┌──

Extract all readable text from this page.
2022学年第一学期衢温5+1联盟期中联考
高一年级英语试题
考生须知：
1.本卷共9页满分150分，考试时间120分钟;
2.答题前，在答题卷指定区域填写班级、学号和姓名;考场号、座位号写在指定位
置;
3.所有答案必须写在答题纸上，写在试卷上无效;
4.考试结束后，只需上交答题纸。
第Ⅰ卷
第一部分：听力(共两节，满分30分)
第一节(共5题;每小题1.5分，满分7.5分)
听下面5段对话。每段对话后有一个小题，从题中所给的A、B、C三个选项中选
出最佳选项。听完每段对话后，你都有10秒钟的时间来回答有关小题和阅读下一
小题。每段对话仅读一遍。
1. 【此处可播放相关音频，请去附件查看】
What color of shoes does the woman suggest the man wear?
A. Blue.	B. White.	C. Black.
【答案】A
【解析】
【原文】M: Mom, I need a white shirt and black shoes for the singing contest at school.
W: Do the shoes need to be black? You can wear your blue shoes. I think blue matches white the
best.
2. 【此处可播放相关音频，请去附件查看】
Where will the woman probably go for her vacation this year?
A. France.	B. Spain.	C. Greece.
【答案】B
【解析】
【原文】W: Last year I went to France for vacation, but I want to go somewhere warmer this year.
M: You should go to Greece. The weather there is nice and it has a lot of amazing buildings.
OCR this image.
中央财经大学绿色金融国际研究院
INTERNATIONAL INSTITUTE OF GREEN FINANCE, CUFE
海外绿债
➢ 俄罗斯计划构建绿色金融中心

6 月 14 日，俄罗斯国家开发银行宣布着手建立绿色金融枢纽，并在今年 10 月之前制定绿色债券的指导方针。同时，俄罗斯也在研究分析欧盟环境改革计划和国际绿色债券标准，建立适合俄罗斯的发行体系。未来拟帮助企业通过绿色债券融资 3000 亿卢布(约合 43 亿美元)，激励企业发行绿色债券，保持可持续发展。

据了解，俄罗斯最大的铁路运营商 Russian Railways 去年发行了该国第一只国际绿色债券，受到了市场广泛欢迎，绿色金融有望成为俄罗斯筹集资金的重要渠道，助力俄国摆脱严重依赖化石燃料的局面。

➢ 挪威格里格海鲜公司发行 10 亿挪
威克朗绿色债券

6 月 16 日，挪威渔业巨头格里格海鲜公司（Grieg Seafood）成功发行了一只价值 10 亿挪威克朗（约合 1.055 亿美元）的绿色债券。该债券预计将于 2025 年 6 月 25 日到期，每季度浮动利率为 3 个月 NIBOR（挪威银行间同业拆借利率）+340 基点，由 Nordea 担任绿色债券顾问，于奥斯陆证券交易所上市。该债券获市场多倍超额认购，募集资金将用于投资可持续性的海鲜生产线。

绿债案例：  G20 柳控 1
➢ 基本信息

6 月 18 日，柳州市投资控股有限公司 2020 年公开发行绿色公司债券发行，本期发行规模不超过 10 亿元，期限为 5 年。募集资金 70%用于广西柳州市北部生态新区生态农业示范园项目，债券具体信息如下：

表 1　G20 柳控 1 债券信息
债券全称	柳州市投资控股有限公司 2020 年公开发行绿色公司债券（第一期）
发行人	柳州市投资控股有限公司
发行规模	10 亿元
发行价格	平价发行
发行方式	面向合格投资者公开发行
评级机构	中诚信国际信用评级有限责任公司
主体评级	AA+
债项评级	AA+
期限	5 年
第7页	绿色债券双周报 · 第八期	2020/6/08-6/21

└──

» **What you need to do**: Exact copies of all the records are required.

» **Result of this task**:
Extract all readable text from this page.
2022学年第一学期衢温5+1联盟期中联考
高一年级英语试题
考生须知：
1.本卷共9页满分150分，考试时间120分钟;
2.答题前，在答题卷指定区域填写班级、学号和姓名;考场号、座位号写在指定位
置;
3.所有答案必须写在答题纸上，写在试卷上无效;
4.考试结束后，只需上交答题纸。
第Ⅰ卷
第一部分：听力(共两节，满分30分)
第一节(共5题;每小题1.5分，满分7.5分)
听下面5段对话。每段对话后有一个小题，从题中所给的A、B、C三个选项中选
出最佳选项。听完每段对话后，你都有10秒钟的时间来回答有关小题和阅读下一
小题。每段对话仅读一遍。
1. 【此处可播放相关音频，请去附件查看】
What color of shoes does the woman suggest the man wear?
A. Blue.	B. White.	C. Black.
【答案】A
【解析】
【原文】M: Mom, I need a white shirt and black shoes for the singing contest at school.
W: Do the shoes need to be black? You can wear your blue shoes. I think blue matches white the
best.
2. 【此处可播放相关音频，请去附件查看】
Where will the woman probably go for her vacation this year?
A. France.	B. Spain.	C. Greece.
【答案】B
【解析】
【原文】W: Last year I went to France for vacation, but I want to go somewhere warmer this year.
M: You should go to Greece. The weather there is nice and it has a lot of amazing buildings.
OCR this image.
中央财经大学绿色金融国际研究院
INTERNATIONAL INSTITUTE OF GREEN FINANCE, CUFE
海外绿债
➢ 俄罗斯计划构建绿色金融中心

6 月 14 日，俄罗斯国家开发银行宣布着手建立绿色金融枢纽，并在今年 10 月之前制定绿色债券的指导方针。同时，俄罗斯也在研究分析欧盟环境改革计划和国际绿色债券标准，建立适合俄罗斯的发行体系。未来拟帮助企业通过绿色债券融资 3000 亿卢布(约合 43 亿美元)，激励企业发行绿色债券，保持可持续发展。

据了解，俄罗斯最大的铁路运营商 Russian Railways 去年发行了该国第一只国际绿色债券，受到了市场广泛欢迎，绿色金融有望成为俄罗斯筹集资金的重要渠道，助力俄国摆脱严重依赖化石燃料的局面。

➢ 挪威格里格海鲜公司发行 10 亿挪
威克朗绿色债券

6 月 16 日，挪威渔业巨头格里格海鲜公司（Grieg Seafood）成功发行了一只价值 10 亿挪威克朗（约合 1.055 亿美元）的绿色债券。该债券预计将于 2025 年 6 月 25 日到期，每季度浮动利率为 3 个月 NIBOR（挪威银行间同业拆借利率）+340 基点，由 Nordea 担任绿色债券顾问，于奥斯陆证券交易所上市。该债券获市场多倍超额认购，募集资金将用于投资可持续性的海鲜生产线。

绿债案例：  G20 柳控 1
➢ 基本信息

6 月 18 日，柳州市投资控股有限公司 2020 年公开发行绿色公司债券发行，本期发行规模不超过 10 亿元，期限为 5 年。募集资金 70%用于广西柳州市北部生态新区生态农业示范园项目，债券具体信息如下：

表 1　G20 柳控 1 债券信息
债券全称	柳州市投资控股有限公司 2020 年公开发行绿色公司债券（第一期）
发行人	柳州市投资控股有限公司
发行规模	10 亿元
发行价格	平价发行
发行方式	面向合格投资者公开发行
评级机构	中诚信国际信用评级有限责任公司
主体评级	AA+
债项评级	AA+
期限	5 年
第7页	绿色债券双周报 · 第八期	2020/6/08-6/21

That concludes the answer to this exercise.